*WHAT NEEDS TO BE DONE*:
Print the entire listing. Each line must match the original exactly.
--- begin EXTRACTED DATA ---
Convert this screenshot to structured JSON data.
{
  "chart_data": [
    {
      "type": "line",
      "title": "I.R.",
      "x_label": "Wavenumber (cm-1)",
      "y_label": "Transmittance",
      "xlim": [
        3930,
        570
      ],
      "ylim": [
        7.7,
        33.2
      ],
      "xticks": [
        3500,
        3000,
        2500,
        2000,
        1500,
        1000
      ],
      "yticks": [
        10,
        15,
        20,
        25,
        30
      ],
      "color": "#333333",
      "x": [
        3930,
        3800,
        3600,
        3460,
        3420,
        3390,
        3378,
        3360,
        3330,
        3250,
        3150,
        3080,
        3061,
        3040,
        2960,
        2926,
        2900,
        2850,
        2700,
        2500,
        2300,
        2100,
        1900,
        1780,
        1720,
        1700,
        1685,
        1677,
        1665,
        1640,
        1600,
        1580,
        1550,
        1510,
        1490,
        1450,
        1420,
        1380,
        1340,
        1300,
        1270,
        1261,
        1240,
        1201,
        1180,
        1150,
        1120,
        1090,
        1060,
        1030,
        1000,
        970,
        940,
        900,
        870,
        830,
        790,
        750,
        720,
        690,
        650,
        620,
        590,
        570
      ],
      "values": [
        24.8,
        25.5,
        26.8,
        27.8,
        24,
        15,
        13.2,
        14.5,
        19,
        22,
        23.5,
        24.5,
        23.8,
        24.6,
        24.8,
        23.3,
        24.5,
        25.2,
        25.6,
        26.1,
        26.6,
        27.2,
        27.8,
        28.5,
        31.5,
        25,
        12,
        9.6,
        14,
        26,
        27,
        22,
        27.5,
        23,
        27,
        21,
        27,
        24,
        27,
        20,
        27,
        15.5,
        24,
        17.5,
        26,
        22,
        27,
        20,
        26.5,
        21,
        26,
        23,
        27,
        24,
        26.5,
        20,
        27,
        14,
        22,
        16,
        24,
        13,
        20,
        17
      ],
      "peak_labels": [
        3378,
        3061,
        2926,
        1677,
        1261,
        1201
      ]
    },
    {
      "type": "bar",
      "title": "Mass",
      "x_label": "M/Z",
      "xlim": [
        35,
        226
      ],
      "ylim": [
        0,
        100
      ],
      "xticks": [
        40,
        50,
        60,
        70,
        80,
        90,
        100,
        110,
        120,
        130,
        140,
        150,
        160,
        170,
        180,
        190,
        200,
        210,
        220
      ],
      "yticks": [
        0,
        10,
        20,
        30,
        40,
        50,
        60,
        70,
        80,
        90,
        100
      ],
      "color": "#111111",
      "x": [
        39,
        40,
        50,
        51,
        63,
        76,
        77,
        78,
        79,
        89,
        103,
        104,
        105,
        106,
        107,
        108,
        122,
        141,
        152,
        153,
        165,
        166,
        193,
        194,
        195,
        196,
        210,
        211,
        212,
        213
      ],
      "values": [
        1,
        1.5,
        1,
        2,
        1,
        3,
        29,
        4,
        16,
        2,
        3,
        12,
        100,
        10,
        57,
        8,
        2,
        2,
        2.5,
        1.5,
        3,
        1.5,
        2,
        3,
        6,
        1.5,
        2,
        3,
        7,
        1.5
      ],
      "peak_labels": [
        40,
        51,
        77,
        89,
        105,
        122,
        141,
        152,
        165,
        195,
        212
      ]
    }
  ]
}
--- end EXTRACTED DATA ---
*EXPECTED OUTPUT*:
Convert this screenshot to structured JSON data.
{
  "chart_data": [
    {
      "type": "line",
      "title": "I.R.",
      "x_label": "Wavenumber (cm-1)",
      "y_label": "Transmittance",
      "xlim": [
        3930,
        570
      ],
      "ylim": [
        7.7,
        33.2
      ],
      "xticks": [
        3500,
        3000,
        2500,
        2000,
        1500,
        1000
      ],
      "yticks": [
        10,
        15,
        20,
        25,
        30
      ],
      "color": "#333333",
      "x": [
        3930,
        3800,
        3600,
        3460,
        3420,
        3390,
        3378,
        3360,
        3330,
        3250,
        3150,
        3080,
        3061,
        3040,
        2960,
        2926,
        2900,
        2850,
        2700,
        2500,
        2300,
        2100,
        1900,
        1780,
        1720,
        1700,
        1685,
        1677,
        1665,
        1640,
        1600,
        1580,
        1550,
        1510,
        1490,
        1450,
        1420,
        1380,
        1340,
        1300,
        1270,
        1261,
        1240,
        1201,
        1180,
        1150,
        1120,
        1090,
        1060,
        1030,
        1000,
        970,
        940,
        900,
        870,
        830,
        790,
        750,
        720,
        690,
        650,
        620,
        590,
        570
      ],
      "values": [
        24.8,
        25.5,
        26.8,
        27.8,
        24,
        15,
        13.2,
        14.5,
        19,
        22,
        23.5,
        24.5,
        23.8,
        24.6,
        24.8,
        23.3,
        24.5,
        25.2,
        25.6,
        26.1,
        26.6,
        27.2,
        27.8,
        28.5,
        31.5,
        25,
        12,
        9.6,
        14,
        26,
        27,
        22,
        27.5,
        23,
        27,
        21,
        27,
        24,
        27,
        20,
        27,
        15.5,
        24,
        17.5,
        26,
        22,
        27,
        20,
        26.5,
        21,
        26,
        23,
        27,
        24,
        26.5,
        20,
        27,
        14,
        22,
        16,
        24,
        13,
        20,
        17
      ],
      "peak_labels": [
        3378,
        3061,
        2926,
        1677,
        1261,
        1201
      ]
    },
    {
      "type": "bar",
      "title": "Mass",
      "x_label": "M/Z",
      "xlim": [
        35,
        226
      ],
      "ylim": [
        0,
        100
      ],
      "xticks": [
        40,
        50,
        60,
        70,
        80,
        90,
        100,
        110,
        120,
        130,
        140,
        150,
        160,
        170,
        180,
        190,
        200,
        210,
        220
      ],
      "yticks": [
        0,
        10,
        20,
        30,
        40,
        50,
        60,
        70,
        80,
        90,
        100
      ],
      "color": "#111111",
      "x": [
        39,
        40,
        50,
        51,
        63,
        76,
        77,
        78,
        79,
        89,
        103,
        104,
        105,
        106,
        107,
        108,
        122,
        141,
        152,
        153,
        165,
        166,
        193,
        194,
        195,
        196,
        210,
        211,
        212,
        213
      ],
      "values": [
        1,
        1.5,
        1,
        2,
        1,
        3,
        29,
        4,
        16,
        2,
        3,
        12,
        100,
        10,
        57,
        8,
        2,
        2,
        2.5,
        1.5,
        3,
        1.5,
        2,
        3,
        6,
        1.5,
        2,
        3,
        7,
        1.5
      ],
      "peak_labels": [
        40,
        51,
        77,
        89,
        105,
        122,
        141,
        152,
        165,
        195,
        212
      ]
    }
  ]
}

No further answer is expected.